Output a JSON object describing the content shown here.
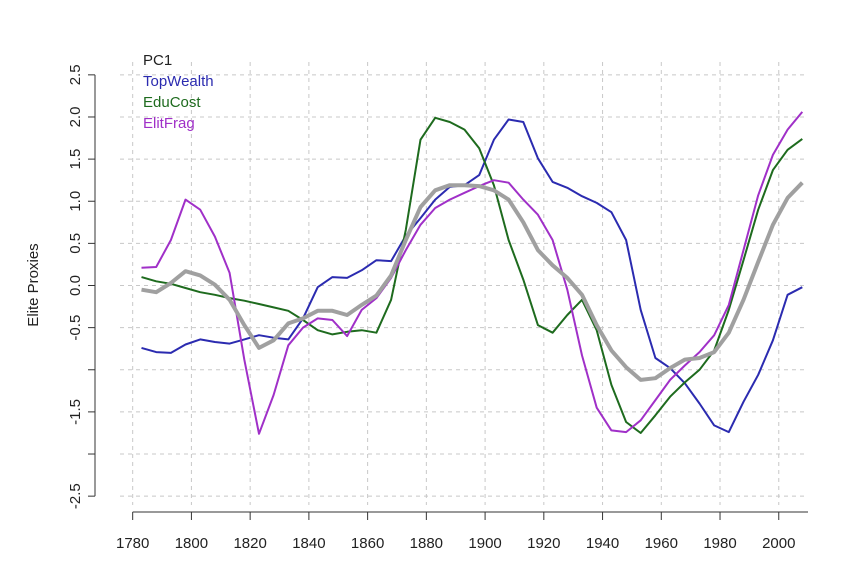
{
  "chart_data": {
    "type": "line",
    "y_label": "Elite Proxies",
    "x": [
      1783,
      1788,
      1793,
      1798,
      1803,
      1808,
      1813,
      1818,
      1823,
      1828,
      1833,
      1838,
      1843,
      1848,
      1853,
      1858,
      1863,
      1868,
      1873,
      1878,
      1883,
      1888,
      1893,
      1898,
      1903,
      1908,
      1913,
      1918,
      1923,
      1928,
      1933,
      1938,
      1943,
      1948,
      1953,
      1958,
      1963,
      1968,
      1973,
      1978,
      1983,
      1988,
      1993,
      1998,
      2003,
      2008
    ],
    "series": [
      {
        "name": "PC1",
        "color": "#a0a0a0",
        "width": 4,
        "values": [
          -0.05,
          -0.08,
          0.03,
          0.17,
          0.12,
          0.01,
          -0.17,
          -0.47,
          -0.74,
          -0.65,
          -0.45,
          -0.39,
          -0.3,
          -0.3,
          -0.35,
          -0.23,
          -0.12,
          0.12,
          0.54,
          0.93,
          1.13,
          1.19,
          1.19,
          1.18,
          1.13,
          1.02,
          0.75,
          0.42,
          0.24,
          0.09,
          -0.11,
          -0.47,
          -0.77,
          -0.97,
          -1.12,
          -1.1,
          -0.98,
          -0.88,
          -0.86,
          -0.79,
          -0.56,
          -0.17,
          0.28,
          0.72,
          1.04,
          1.22
        ]
      },
      {
        "name": "TopWealth",
        "color": "#2b2bb0",
        "width": 2,
        "values": [
          -0.74,
          -0.79,
          -0.8,
          -0.7,
          -0.64,
          -0.67,
          -0.69,
          -0.64,
          -0.59,
          -0.62,
          -0.64,
          -0.39,
          -0.02,
          0.1,
          0.09,
          0.18,
          0.3,
          0.29,
          0.59,
          0.8,
          1.02,
          1.17,
          1.19,
          1.31,
          1.73,
          1.97,
          1.94,
          1.51,
          1.23,
          1.16,
          1.06,
          0.98,
          0.87,
          0.54,
          -0.29,
          -0.86,
          -0.98,
          -1.16,
          -1.4,
          -1.66,
          -1.74,
          -1.38,
          -1.06,
          -0.65,
          -0.11,
          -0.02
        ]
      },
      {
        "name": "EduCost",
        "color": "#1e6b1e",
        "width": 2,
        "values": [
          0.1,
          0.05,
          0.02,
          -0.03,
          -0.08,
          -0.11,
          -0.15,
          -0.18,
          -0.22,
          -0.26,
          -0.3,
          -0.41,
          -0.53,
          -0.58,
          -0.55,
          -0.53,
          -0.56,
          -0.17,
          0.66,
          1.73,
          1.99,
          1.94,
          1.85,
          1.63,
          1.19,
          0.54,
          0.07,
          -0.47,
          -0.56,
          -0.35,
          -0.17,
          -0.53,
          -1.18,
          -1.62,
          -1.75,
          -1.54,
          -1.32,
          -1.15,
          -1.0,
          -0.77,
          -0.29,
          0.3,
          0.9,
          1.37,
          1.61,
          1.74
        ]
      },
      {
        "name": "ElitFrag",
        "color": "#a030c8",
        "width": 2,
        "values": [
          0.21,
          0.22,
          0.54,
          1.02,
          0.9,
          0.58,
          0.15,
          -0.88,
          -1.76,
          -1.3,
          -0.71,
          -0.5,
          -0.39,
          -0.41,
          -0.6,
          -0.29,
          -0.15,
          0.09,
          0.42,
          0.72,
          0.92,
          1.02,
          1.1,
          1.18,
          1.25,
          1.22,
          1.02,
          0.84,
          0.54,
          -0.05,
          -0.83,
          -1.45,
          -1.72,
          -1.74,
          -1.6,
          -1.36,
          -1.12,
          -0.95,
          -0.79,
          -0.59,
          -0.23,
          0.42,
          1.07,
          1.55,
          1.85,
          2.06
        ]
      }
    ],
    "xlim": [
      1775,
      2012
    ],
    "ylim": [
      -2.7,
      2.7
    ],
    "xticks": [
      1780,
      1800,
      1820,
      1840,
      1860,
      1880,
      1900,
      1920,
      1940,
      1960,
      1980,
      2000
    ],
    "yticks": [
      {
        "value": -2.5,
        "label": "-2.5"
      },
      {
        "value": -2,
        "label": null
      },
      {
        "value": -1.5,
        "label": "-1.5"
      },
      {
        "value": -1,
        "label": null
      },
      {
        "value": -0.5,
        "label": "-0.5"
      },
      {
        "value": 0,
        "label": "0.0"
      },
      {
        "value": 0.5,
        "label": "0.5"
      },
      {
        "value": 1,
        "label": "1.0"
      },
      {
        "value": 1.5,
        "label": "1.5"
      },
      {
        "value": 2,
        "label": "2.0"
      },
      {
        "value": 2.5,
        "label": "2.5"
      }
    ],
    "grid": true,
    "legend": "top-left"
  }
}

Objective =>
Without the pictures, write out every entry precisely as it appears.

Solution to the exercise =>
Output a JSON object describing the content shown here.
{
  "chart_data": {
    "type": "line",
    "y_label": "Elite Proxies",
    "x": [
      1783,
      1788,
      1793,
      1798,
      1803,
      1808,
      1813,
      1818,
      1823,
      1828,
      1833,
      1838,
      1843,
      1848,
      1853,
      1858,
      1863,
      1868,
      1873,
      1878,
      1883,
      1888,
      1893,
      1898,
      1903,
      1908,
      1913,
      1918,
      1923,
      1928,
      1933,
      1938,
      1943,
      1948,
      1953,
      1958,
      1963,
      1968,
      1973,
      1978,
      1983,
      1988,
      1993,
      1998,
      2003,
      2008
    ],
    "series": [
      {
        "name": "PC1",
        "color": "#a0a0a0",
        "width": 4,
        "values": [
          -0.05,
          -0.08,
          0.03,
          0.17,
          0.12,
          0.01,
          -0.17,
          -0.47,
          -0.74,
          -0.65,
          -0.45,
          -0.39,
          -0.3,
          -0.3,
          -0.35,
          -0.23,
          -0.12,
          0.12,
          0.54,
          0.93,
          1.13,
          1.19,
          1.19,
          1.18,
          1.13,
          1.02,
          0.75,
          0.42,
          0.24,
          0.09,
          -0.11,
          -0.47,
          -0.77,
          -0.97,
          -1.12,
          -1.1,
          -0.98,
          -0.88,
          -0.86,
          -0.79,
          -0.56,
          -0.17,
          0.28,
          0.72,
          1.04,
          1.22
        ]
      },
      {
        "name": "TopWealth",
        "color": "#2b2bb0",
        "width": 2,
        "values": [
          -0.74,
          -0.79,
          -0.8,
          -0.7,
          -0.64,
          -0.67,
          -0.69,
          -0.64,
          -0.59,
          -0.62,
          -0.64,
          -0.39,
          -0.02,
          0.1,
          0.09,
          0.18,
          0.3,
          0.29,
          0.59,
          0.8,
          1.02,
          1.17,
          1.19,
          1.31,
          1.73,
          1.97,
          1.94,
          1.51,
          1.23,
          1.16,
          1.06,
          0.98,
          0.87,
          0.54,
          -0.29,
          -0.86,
          -0.98,
          -1.16,
          -1.4,
          -1.66,
          -1.74,
          -1.38,
          -1.06,
          -0.65,
          -0.11,
          -0.02
        ]
      },
      {
        "name": "EduCost",
        "color": "#1e6b1e",
        "width": 2,
        "values": [
          0.1,
          0.05,
          0.02,
          -0.03,
          -0.08,
          -0.11,
          -0.15,
          -0.18,
          -0.22,
          -0.26,
          -0.3,
          -0.41,
          -0.53,
          -0.58,
          -0.55,
          -0.53,
          -0.56,
          -0.17,
          0.66,
          1.73,
          1.99,
          1.94,
          1.85,
          1.63,
          1.19,
          0.54,
          0.07,
          -0.47,
          -0.56,
          -0.35,
          -0.17,
          -0.53,
          -1.18,
          -1.62,
          -1.75,
          -1.54,
          -1.32,
          -1.15,
          -1.0,
          -0.77,
          -0.29,
          0.3,
          0.9,
          1.37,
          1.61,
          1.74
        ]
      },
      {
        "name": "ElitFrag",
        "color": "#a030c8",
        "width": 2,
        "values": [
          0.21,
          0.22,
          0.54,
          1.02,
          0.9,
          0.58,
          0.15,
          -0.88,
          -1.76,
          -1.3,
          -0.71,
          -0.5,
          -0.39,
          -0.41,
          -0.6,
          -0.29,
          -0.15,
          0.09,
          0.42,
          0.72,
          0.92,
          1.02,
          1.1,
          1.18,
          1.25,
          1.22,
          1.02,
          0.84,
          0.54,
          -0.05,
          -0.83,
          -1.45,
          -1.72,
          -1.74,
          -1.6,
          -1.36,
          -1.12,
          -0.95,
          -0.79,
          -0.59,
          -0.23,
          0.42,
          1.07,
          1.55,
          1.85,
          2.06
        ]
      }
    ],
    "xlim": [
      1775,
      2012
    ],
    "ylim": [
      -2.7,
      2.7
    ],
    "xticks": [
      1780,
      1800,
      1820,
      1840,
      1860,
      1880,
      1900,
      1920,
      1940,
      1960,
      1980,
      2000
    ],
    "yticks": [
      {
        "value": -2.5,
        "label": "-2.5"
      },
      {
        "value": -2,
        "label": null
      },
      {
        "value": -1.5,
        "label": "-1.5"
      },
      {
        "value": -1,
        "label": null
      },
      {
        "value": -0.5,
        "label": "-0.5"
      },
      {
        "value": 0,
        "label": "0.0"
      },
      {
        "value": 0.5,
        "label": "0.5"
      },
      {
        "value": 1,
        "label": "1.0"
      },
      {
        "value": 1.5,
        "label": "1.5"
      },
      {
        "value": 2,
        "label": "2.0"
      },
      {
        "value": 2.5,
        "label": "2.5"
      }
    ],
    "grid": true,
    "legend": "top-left"
  }
}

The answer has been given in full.